**Extract provided**
# Perfect valentines gift: Micromax Bling2



## Sarath (May 17, 2011)

Presenting: *Micromax Bling2*

*www.micromaxinfo.com/images/bling2mast.jpg

A perfect gift for your girl. Anything that shines is always a good gift for the fairer sex. And dont fret over having to buy some piece of junk, coz this is no slouch, this baby has Froyo android 2.2. It also has the magical name in its feature list- Swarovski 

Edit: NO MIRROR OMG!  what were they thinking?

Check this website for details:
Micromax: Nothing Like Anything | Bling

Preorder it now at letsbuy.com (too lazy to search where else its available)
Buy Micromax Bling2 at Best Price in India - Also find Specifications, Photos, Features & Reviews

*www.letsbuy.com/product_images/enlarge/micromax_bling2.jpg

Info:


> Micromax Bling 2
> The recently unveiled Micromax Bling2, the successor to the popular Micromax Bling Q55 has already created a buzz among the ladies! Regarded more as a style statement instead of a utility handset, the Swarovski studded phone is loaded with extraordinary features.
> Bling 2 runs on Google Android 2.2 Froyo OS and gives you access to over 15,000 apps on Android Market. And since it is 3G enabled (supporting a high speed internet up to 7.2Mbps), the handset provides you with a smoother and faster web surfing and multimedia experience, allowing you to create your own Wi-Fi hotspots too. The advantage here is that the phone allows the use of MicroSD card with an extendable memory up to 32 GB. So now, you can browse the web, download and store your favourite songs and videos. Bling 2 also boasts of A-GPS, so now there is no chance of you asking for directions or getting lost.

**What this exercise asks**
(a) In the quoted product description of the Micromax Bling2 post, list each figure that is stated together with a unit or a count of something.
(b) According to the Micromax Bling2 post, which earlier handset does the Bling2 succeed?
The material after this point is unrelated to the Micromax Bling2 post.

**Data shown**
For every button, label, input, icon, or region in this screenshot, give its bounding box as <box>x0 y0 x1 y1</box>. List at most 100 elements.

**Results**
(a)
- Over 15,000 apps on Android Market
- High-speed internet up to 7.2Mbps
- Extendable memory up to 32 GB

(b) The Micromax Bling Q55.